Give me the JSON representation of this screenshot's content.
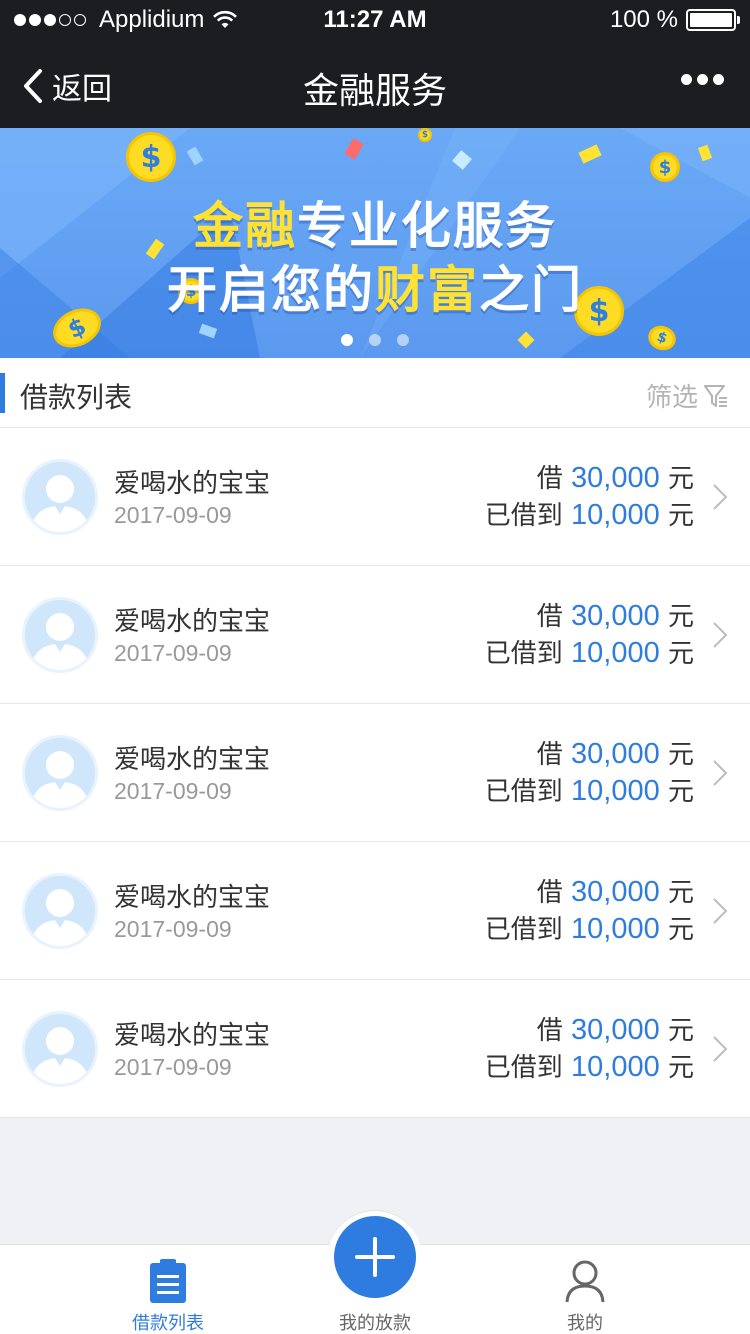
{
  "status_bar": {
    "carrier": "Applidium",
    "time": "11:27 AM",
    "battery": "100 %",
    "signal_bars_filled": 3,
    "signal_bars_total": 5
  },
  "nav": {
    "back_label": "返回",
    "title": "金融服务",
    "more_icon": "more-dots-icon"
  },
  "banner": {
    "line1_highlight": "金融",
    "line1_rest": "专业化服务",
    "line2_start": "开启您的",
    "line2_highlight": "财富",
    "line2_end": "之门",
    "pages": 3,
    "active_page": 1,
    "colors": {
      "background": "#5b99ef",
      "highlight": "#ffe234",
      "coin": "#ffdc24"
    }
  },
  "section": {
    "title": "借款列表",
    "filter_label": "筛选",
    "filter_icon": "filter-funnel-icon"
  },
  "loans": [
    {
      "name": "爱喝水的宝宝",
      "date": "2017-09-09",
      "borrow_prefix": "借",
      "borrow_amount": "30,000",
      "borrow_unit": "元",
      "received_prefix": "已借到",
      "received_amount": "10,000",
      "received_unit": "元"
    },
    {
      "name": "爱喝水的宝宝",
      "date": "2017-09-09",
      "borrow_prefix": "借",
      "borrow_amount": "30,000",
      "borrow_unit": "元",
      "received_prefix": "已借到",
      "received_amount": "10,000",
      "received_unit": "元"
    },
    {
      "name": "爱喝水的宝宝",
      "date": "2017-09-09",
      "borrow_prefix": "借",
      "borrow_amount": "30,000",
      "borrow_unit": "元",
      "received_prefix": "已借到",
      "received_amount": "10,000",
      "received_unit": "元"
    },
    {
      "name": "爱喝水的宝宝",
      "date": "2017-09-09",
      "borrow_prefix": "借",
      "borrow_amount": "30,000",
      "borrow_unit": "元",
      "received_prefix": "已借到",
      "received_amount": "10,000",
      "received_unit": "元"
    },
    {
      "name": "爱喝水的宝宝",
      "date": "2017-09-09",
      "borrow_prefix": "借",
      "borrow_amount": "30,000",
      "borrow_unit": "元",
      "received_prefix": "已借到",
      "received_amount": "10,000",
      "received_unit": "元"
    }
  ],
  "tabs": [
    {
      "label": "借款列表",
      "icon": "clipboard-list-icon",
      "active": true
    },
    {
      "label": "我的放款",
      "icon": "plus-icon",
      "active": false
    },
    {
      "label": "我的",
      "icon": "user-icon",
      "active": false
    }
  ],
  "colors": {
    "accent": "#2f7ce0",
    "nav_bg": "#1c1d21",
    "page_bg": "#eff1f4"
  }
}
--------------------
# [EXERCISE AIM]
Select every line of the material above holding the word "icon" and copy it.

# [TASK SOLUTION]
    "more_icon": "more-dots-icon"
    "filter_icon": "filter-funnel-icon"
      "icon": "clipboard-list-icon",
      "icon": "plus-icon",
      "icon": "user-icon",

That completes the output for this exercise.